What is needed: Would you retype all of these records exactly?

Dataset:
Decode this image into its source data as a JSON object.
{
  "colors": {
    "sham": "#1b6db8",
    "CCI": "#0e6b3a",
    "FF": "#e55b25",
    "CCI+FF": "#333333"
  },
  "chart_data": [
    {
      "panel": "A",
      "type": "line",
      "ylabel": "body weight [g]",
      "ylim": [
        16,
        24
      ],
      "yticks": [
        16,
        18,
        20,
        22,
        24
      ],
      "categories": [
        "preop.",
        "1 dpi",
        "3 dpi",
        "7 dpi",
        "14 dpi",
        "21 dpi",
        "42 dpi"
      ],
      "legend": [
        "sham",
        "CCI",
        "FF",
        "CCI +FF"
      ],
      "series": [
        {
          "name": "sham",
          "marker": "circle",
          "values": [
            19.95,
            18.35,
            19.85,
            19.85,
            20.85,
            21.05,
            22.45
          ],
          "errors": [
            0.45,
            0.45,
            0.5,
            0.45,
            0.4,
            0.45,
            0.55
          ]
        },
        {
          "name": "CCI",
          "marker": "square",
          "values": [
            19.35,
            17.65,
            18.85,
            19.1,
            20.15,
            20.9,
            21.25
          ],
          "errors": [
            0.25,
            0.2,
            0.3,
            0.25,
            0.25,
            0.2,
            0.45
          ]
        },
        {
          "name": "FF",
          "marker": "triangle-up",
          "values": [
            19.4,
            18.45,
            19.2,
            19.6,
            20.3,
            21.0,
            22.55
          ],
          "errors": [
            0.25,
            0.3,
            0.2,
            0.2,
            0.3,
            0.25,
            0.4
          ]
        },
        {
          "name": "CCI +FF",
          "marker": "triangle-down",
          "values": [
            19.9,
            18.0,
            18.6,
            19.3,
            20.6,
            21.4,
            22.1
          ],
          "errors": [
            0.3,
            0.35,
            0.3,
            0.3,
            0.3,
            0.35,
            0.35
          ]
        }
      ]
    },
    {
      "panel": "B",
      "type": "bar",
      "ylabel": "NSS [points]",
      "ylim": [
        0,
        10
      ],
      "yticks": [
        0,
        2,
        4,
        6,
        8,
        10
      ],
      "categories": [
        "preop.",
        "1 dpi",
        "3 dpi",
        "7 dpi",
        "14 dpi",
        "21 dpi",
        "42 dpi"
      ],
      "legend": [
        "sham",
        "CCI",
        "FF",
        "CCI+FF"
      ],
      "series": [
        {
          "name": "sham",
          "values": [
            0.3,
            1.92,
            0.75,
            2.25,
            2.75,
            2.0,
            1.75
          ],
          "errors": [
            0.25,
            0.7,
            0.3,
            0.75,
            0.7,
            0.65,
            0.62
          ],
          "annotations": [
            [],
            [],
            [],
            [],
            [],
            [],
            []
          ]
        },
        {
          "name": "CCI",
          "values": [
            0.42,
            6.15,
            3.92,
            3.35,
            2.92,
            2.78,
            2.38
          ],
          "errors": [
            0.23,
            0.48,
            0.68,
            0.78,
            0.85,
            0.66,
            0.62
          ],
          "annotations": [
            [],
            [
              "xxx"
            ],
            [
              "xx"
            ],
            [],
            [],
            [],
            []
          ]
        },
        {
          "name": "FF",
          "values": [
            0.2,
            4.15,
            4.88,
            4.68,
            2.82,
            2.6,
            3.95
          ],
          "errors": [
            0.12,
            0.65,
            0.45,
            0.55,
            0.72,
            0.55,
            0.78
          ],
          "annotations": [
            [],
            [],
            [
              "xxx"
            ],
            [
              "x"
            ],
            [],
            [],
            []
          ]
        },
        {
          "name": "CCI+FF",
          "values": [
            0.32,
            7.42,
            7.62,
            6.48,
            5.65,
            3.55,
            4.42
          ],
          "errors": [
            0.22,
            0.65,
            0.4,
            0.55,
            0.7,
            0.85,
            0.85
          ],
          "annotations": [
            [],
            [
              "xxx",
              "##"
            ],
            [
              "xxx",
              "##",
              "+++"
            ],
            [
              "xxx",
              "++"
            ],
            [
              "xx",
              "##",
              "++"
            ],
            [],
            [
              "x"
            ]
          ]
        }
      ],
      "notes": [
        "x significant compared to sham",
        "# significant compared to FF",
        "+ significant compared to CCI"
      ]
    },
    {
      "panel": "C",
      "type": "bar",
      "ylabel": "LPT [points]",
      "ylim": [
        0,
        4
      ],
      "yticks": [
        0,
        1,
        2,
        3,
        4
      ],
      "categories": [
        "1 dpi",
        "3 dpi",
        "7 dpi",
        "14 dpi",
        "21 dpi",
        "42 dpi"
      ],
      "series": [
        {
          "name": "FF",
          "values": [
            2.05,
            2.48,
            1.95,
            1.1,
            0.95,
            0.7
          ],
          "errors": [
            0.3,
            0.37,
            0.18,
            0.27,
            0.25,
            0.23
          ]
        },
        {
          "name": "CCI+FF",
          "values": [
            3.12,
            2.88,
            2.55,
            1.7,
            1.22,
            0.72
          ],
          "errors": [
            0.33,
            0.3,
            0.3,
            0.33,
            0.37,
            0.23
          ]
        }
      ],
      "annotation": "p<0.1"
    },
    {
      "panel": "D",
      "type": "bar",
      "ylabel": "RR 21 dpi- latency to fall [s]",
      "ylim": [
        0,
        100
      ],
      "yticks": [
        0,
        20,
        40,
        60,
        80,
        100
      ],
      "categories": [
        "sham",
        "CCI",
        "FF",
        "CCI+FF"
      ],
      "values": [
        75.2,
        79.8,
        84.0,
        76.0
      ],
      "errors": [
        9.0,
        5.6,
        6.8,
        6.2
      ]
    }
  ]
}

The reply:
Decode this image into its source data as a JSON object.
{
  "colors": {
    "sham": "#1b6db8",
    "CCI": "#0e6b3a",
    "FF": "#e55b25",
    "CCI+FF": "#333333"
  },
  "chart_data": [
    {
      "panel": "A",
      "type": "line",
      "ylabel": "body weight [g]",
      "ylim": [
        16,
        24
      ],
      "yticks": [
        16,
        18,
        20,
        22,
        24
      ],
      "categories": [
        "preop.",
        "1 dpi",
        "3 dpi",
        "7 dpi",
        "14 dpi",
        "21 dpi",
        "42 dpi"
      ],
      "legend": [
        "sham",
        "CCI",
        "FF",
        "CCI +FF"
      ],
      "series": [
        {
          "name": "sham",
          "marker": "circle",
          "values": [
            19.95,
            18.35,
            19.85,
            19.85,
            20.85,
            21.05,
            22.45
          ],
          "errors": [
            0.45,
            0.45,
            0.5,
            0.45,
            0.4,
            0.45,
            0.55
          ]
        },
        {
          "name": "CCI",
          "marker": "square",
          "values": [
            19.35,
            17.65,
            18.85,
            19.1,
            20.15,
            20.9,
            21.25
          ],
          "errors": [
            0.25,
            0.2,
            0.3,
            0.25,
            0.25,
            0.2,
            0.45
          ]
        },
        {
          "name": "FF",
          "marker": "triangle-up",
          "values": [
            19.4,
            18.45,
            19.2,
            19.6,
            20.3,
            21.0,
            22.55
          ],
          "errors": [
            0.25,
            0.3,
            0.2,
            0.2,
            0.3,
            0.25,
            0.4
          ]
        },
        {
          "name": "CCI +FF",
          "marker": "triangle-down",
          "values": [
            19.9,
            18.0,
            18.6,
            19.3,
            20.6,
            21.4,
            22.1
          ],
          "errors": [
            0.3,
            0.35,
            0.3,
            0.3,
            0.3,
            0.35,
            0.35
          ]
        }
      ]
    },
    {
      "panel": "B",
      "type": "bar",
      "ylabel": "NSS [points]",
      "ylim": [
        0,
        10
      ],
      "yticks": [
        0,
        2,
        4,
        6,
        8,
        10
      ],
      "categories": [
        "preop.",
        "1 dpi",
        "3 dpi",
        "7 dpi",
        "14 dpi",
        "21 dpi",
        "42 dpi"
      ],
      "legend": [
        "sham",
        "CCI",
        "FF",
        "CCI+FF"
      ],
      "series": [
        {
          "name": "sham",
          "values": [
            0.3,
            1.92,
            0.75,
            2.25,
            2.75,
            2.0,
            1.75
          ],
          "errors": [
            0.25,
            0.7,
            0.3,
            0.75,
            0.7,
            0.65,
            0.62
          ],
          "annotations": [
            [],
            [],
            [],
            [],
            [],
            [],
            []
          ]
        },
        {
          "name": "CCI",
          "values": [
            0.42,
            6.15,
            3.92,
            3.35,
            2.92,
            2.78,
            2.38
          ],
          "errors": [
            0.23,
            0.48,
            0.68,
            0.78,
            0.85,
            0.66,
            0.62
          ],
          "annotations": [
            [],
            [
              "xxx"
            ],
            [
              "xx"
            ],
            [],
            [],
            [],
            []
          ]
        },
        {
          "name": "FF",
          "values": [
            0.2,
            4.15,
            4.88,
            4.68,
            2.82,
            2.6,
            3.95
          ],
          "errors": [
            0.12,
            0.65,
            0.45,
            0.55,
            0.72,
            0.55,
            0.78
          ],
          "annotations": [
            [],
            [],
            [
              "xxx"
            ],
            [
              "x"
            ],
            [],
            [],
            []
          ]
        },
        {
          "name": "CCI+FF",
          "values": [
            0.32,
            7.42,
            7.62,
            6.48,
            5.65,
            3.55,
            4.42
          ],
          "errors": [
            0.22,
            0.65,
            0.4,
            0.55,
            0.7,
            0.85,
            0.85
          ],
          "annotations": [
            [],
            [
              "xxx",
              "##"
            ],
            [
              "xxx",
              "##",
              "+++"
            ],
            [
              "xxx",
              "++"
            ],
            [
              "xx",
              "##",
              "++"
            ],
            [],
            [
              "x"
            ]
          ]
        }
      ],
      "notes": [
        "x significant compared to sham",
        "# significant compared to FF",
        "+ significant compared to CCI"
      ]
    },
    {
      "panel": "C",
      "type": "bar",
      "ylabel": "LPT [points]",
      "ylim": [
        0,
        4
      ],
      "yticks": [
        0,
        1,
        2,
        3,
        4
      ],
      "categories": [
        "1 dpi",
        "3 dpi",
        "7 dpi",
        "14 dpi",
        "21 dpi",
        "42 dpi"
      ],
      "series": [
        {
          "name": "FF",
          "values": [
            2.05,
            2.48,
            1.95,
            1.1,
            0.95,
            0.7
          ],
          "errors": [
            0.3,
            0.37,
            0.18,
            0.27,
            0.25,
            0.23
          ]
        },
        {
          "name": "CCI+FF",
          "values": [
            3.12,
            2.88,
            2.55,
            1.7,
            1.22,
            0.72
          ],
          "errors": [
            0.33,
            0.3,
            0.3,
            0.33,
            0.37,
            0.23
          ]
        }
      ],
      "annotation": "p<0.1"
    },
    {
      "panel": "D",
      "type": "bar",
      "ylabel": "RR 21 dpi- latency to fall [s]",
      "ylim": [
        0,
        100
      ],
      "yticks": [
        0,
        20,
        40,
        60,
        80,
        100
      ],
      "categories": [
        "sham",
        "CCI",
        "FF",
        "CCI+FF"
      ],
      "values": [
        75.2,
        79.8,
        84.0,
        76.0
      ],
      "errors": [
        9.0,
        5.6,
        6.8,
        6.2
      ]
    }
  ]
}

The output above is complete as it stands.